● **Aim**: Filter the listing below, copying every line in which the word "label" appears.

● **Stored records**:
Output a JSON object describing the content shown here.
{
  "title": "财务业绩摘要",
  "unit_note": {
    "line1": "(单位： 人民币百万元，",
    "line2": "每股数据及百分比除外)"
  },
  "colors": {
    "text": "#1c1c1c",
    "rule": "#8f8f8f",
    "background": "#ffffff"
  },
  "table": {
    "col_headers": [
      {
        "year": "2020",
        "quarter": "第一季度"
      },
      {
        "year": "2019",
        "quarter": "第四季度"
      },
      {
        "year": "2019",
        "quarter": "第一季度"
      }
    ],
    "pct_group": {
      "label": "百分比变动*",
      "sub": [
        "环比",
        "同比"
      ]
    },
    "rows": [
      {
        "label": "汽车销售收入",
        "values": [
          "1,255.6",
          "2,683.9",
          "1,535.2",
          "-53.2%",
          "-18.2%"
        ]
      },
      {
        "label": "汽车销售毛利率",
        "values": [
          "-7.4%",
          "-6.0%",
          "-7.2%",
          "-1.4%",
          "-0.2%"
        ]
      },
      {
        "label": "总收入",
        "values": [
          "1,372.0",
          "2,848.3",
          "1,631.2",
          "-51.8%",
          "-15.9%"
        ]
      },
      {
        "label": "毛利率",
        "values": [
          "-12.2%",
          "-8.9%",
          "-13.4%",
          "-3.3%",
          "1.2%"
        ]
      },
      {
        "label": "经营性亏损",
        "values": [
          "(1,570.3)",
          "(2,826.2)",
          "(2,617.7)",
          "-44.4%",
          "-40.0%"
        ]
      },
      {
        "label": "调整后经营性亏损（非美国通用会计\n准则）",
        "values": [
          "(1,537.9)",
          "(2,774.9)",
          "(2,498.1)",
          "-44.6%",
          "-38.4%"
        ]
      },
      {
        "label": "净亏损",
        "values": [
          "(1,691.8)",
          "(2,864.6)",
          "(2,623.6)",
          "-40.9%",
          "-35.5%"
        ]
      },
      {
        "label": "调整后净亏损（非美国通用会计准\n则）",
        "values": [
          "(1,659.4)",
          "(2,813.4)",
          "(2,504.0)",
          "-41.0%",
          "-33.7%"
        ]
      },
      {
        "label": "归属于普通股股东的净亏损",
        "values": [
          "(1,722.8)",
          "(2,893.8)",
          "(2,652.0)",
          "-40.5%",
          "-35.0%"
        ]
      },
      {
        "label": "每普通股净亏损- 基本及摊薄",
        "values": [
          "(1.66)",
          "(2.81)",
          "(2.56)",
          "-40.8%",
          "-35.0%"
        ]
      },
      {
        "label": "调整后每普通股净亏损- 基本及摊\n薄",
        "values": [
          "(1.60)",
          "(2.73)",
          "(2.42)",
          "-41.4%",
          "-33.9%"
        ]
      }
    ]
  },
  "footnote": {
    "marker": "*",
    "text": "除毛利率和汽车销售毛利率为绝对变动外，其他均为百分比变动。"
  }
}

● **Expected output**:
      "label": "百分比变动*",
        "label": "汽车销售收入",
        "label": "汽车销售毛利率",
        "label": "总收入",
        "label": "毛利率",
        "label": "经营性亏损",
        "label": "调整后经营性亏损（非美国通用会计\n准则）",
        "label": "净亏损",
        "label": "调整后净亏损（非美国通用会计准\n则）",
        "label": "归属于普通股股东的净亏损",
        "label": "每普通股净亏损- 基本及摊薄",
        "label": "调整后每普通股净亏损- 基本及摊\n薄",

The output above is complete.